#### Exercise requirements
Give the number of lines in the records below that include "Proofed". Reply with that number alone.

━━━ Available data ━━━

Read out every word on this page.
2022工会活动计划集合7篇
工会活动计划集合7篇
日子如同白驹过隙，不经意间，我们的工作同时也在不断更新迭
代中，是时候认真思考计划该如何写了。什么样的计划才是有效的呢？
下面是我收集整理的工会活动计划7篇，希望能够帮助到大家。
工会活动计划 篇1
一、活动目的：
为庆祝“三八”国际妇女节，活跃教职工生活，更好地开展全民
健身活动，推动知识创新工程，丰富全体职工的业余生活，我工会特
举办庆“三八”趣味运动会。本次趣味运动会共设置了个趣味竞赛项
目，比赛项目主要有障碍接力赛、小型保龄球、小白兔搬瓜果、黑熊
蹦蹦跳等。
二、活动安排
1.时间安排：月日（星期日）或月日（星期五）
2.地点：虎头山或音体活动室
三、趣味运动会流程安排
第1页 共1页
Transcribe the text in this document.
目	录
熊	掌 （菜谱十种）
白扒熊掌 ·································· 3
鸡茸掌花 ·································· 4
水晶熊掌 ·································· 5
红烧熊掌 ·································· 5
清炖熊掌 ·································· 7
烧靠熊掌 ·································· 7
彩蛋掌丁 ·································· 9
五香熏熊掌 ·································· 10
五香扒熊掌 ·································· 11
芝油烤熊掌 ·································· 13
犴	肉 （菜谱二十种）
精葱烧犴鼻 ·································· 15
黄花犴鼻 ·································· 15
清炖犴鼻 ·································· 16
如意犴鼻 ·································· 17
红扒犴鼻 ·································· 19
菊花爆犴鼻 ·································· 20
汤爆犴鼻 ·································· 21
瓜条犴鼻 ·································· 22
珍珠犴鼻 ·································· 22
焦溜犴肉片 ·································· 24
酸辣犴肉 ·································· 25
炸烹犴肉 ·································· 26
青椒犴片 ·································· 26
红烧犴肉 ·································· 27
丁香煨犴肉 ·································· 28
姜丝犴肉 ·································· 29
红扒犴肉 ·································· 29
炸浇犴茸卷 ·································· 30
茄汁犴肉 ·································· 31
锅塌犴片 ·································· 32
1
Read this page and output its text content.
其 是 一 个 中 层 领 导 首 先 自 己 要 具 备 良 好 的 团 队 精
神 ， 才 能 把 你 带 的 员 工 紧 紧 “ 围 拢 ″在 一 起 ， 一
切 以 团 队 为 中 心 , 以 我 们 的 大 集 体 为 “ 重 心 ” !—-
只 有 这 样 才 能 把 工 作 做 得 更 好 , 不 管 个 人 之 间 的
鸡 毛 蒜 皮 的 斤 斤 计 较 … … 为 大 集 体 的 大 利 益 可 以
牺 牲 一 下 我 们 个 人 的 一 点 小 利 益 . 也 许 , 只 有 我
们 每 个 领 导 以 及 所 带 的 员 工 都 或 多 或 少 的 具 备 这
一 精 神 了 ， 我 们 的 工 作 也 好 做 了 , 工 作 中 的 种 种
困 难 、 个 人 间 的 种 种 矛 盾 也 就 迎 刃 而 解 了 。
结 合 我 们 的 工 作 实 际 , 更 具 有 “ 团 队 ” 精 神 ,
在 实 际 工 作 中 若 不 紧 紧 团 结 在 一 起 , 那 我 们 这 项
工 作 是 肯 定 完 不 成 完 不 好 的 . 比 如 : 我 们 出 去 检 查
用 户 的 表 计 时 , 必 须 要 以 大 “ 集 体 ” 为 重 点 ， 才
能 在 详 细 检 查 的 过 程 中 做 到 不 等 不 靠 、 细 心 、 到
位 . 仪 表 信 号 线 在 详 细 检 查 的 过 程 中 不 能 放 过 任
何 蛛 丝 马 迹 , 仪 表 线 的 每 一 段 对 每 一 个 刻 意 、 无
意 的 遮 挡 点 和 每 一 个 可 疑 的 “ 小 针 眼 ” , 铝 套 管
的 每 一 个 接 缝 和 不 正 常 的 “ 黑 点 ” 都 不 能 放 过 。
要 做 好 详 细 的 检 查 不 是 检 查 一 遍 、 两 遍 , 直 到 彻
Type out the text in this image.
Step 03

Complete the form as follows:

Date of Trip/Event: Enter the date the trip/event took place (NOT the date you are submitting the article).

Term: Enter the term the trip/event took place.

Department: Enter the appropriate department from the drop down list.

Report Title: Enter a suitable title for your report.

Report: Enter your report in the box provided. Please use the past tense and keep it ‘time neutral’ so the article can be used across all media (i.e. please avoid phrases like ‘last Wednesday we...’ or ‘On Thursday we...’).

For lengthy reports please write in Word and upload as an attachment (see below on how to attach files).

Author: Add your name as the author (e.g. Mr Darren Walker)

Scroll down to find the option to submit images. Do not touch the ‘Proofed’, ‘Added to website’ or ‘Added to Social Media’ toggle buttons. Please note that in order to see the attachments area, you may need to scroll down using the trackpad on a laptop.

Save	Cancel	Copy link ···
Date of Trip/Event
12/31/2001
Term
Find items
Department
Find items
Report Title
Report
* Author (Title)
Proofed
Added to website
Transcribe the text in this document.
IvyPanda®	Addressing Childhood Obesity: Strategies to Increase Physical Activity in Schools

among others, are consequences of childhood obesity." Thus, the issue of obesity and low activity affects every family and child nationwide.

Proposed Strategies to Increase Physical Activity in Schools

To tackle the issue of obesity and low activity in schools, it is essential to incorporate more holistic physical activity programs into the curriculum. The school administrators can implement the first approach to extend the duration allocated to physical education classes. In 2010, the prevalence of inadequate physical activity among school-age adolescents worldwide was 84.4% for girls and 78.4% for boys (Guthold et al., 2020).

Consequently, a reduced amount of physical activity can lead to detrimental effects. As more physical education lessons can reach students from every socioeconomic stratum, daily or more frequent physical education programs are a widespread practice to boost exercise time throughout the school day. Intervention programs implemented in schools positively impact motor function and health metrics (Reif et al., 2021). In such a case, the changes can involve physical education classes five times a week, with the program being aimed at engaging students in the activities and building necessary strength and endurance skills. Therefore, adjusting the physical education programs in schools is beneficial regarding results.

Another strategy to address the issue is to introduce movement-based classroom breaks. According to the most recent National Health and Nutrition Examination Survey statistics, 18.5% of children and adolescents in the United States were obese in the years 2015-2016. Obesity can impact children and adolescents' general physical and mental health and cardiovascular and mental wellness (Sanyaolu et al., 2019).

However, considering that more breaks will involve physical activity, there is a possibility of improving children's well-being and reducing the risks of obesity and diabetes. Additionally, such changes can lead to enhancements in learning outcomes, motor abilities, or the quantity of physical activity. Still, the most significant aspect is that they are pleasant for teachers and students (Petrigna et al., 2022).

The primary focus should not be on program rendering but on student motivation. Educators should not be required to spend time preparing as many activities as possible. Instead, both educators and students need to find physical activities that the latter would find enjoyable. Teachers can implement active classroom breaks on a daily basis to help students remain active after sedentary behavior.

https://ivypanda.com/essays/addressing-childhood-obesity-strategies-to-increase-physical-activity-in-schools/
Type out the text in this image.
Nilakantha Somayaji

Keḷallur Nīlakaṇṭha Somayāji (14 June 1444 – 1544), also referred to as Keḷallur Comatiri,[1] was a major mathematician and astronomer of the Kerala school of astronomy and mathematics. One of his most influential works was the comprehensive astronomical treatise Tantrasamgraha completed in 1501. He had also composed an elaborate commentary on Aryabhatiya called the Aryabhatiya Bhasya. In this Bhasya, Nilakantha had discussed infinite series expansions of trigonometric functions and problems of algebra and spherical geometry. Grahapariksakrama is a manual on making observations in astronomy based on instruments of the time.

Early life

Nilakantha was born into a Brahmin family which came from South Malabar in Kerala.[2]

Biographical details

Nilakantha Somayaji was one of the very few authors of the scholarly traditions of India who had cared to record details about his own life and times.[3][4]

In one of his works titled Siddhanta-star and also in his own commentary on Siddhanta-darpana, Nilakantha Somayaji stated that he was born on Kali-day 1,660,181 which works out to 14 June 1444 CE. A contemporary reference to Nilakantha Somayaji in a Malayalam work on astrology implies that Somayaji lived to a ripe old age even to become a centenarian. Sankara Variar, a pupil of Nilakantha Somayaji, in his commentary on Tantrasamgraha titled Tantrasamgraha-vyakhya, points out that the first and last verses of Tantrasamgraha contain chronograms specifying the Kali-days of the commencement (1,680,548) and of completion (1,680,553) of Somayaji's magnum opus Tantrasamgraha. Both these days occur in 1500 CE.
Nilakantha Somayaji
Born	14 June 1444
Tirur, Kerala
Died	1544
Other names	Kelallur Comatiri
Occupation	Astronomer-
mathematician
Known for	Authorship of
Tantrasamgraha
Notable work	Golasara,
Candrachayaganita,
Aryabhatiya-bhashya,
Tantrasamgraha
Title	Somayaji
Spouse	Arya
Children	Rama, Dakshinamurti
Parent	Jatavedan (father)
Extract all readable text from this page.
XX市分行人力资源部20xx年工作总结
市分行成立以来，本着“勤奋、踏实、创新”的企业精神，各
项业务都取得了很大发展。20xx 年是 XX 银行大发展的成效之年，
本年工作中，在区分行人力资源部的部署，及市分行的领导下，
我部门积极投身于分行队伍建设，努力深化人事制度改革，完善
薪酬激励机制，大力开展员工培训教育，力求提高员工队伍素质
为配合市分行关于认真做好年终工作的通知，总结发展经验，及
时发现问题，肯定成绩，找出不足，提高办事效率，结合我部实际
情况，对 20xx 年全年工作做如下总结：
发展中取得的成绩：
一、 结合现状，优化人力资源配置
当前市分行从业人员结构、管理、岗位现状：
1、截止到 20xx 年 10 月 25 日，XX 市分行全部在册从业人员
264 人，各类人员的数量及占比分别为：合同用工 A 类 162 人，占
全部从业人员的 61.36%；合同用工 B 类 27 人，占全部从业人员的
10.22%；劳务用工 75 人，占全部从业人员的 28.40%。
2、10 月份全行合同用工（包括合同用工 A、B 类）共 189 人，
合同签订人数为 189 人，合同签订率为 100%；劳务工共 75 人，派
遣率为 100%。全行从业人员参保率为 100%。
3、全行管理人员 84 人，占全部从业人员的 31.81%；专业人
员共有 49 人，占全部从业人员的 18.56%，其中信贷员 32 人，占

━━━

#### Task output
2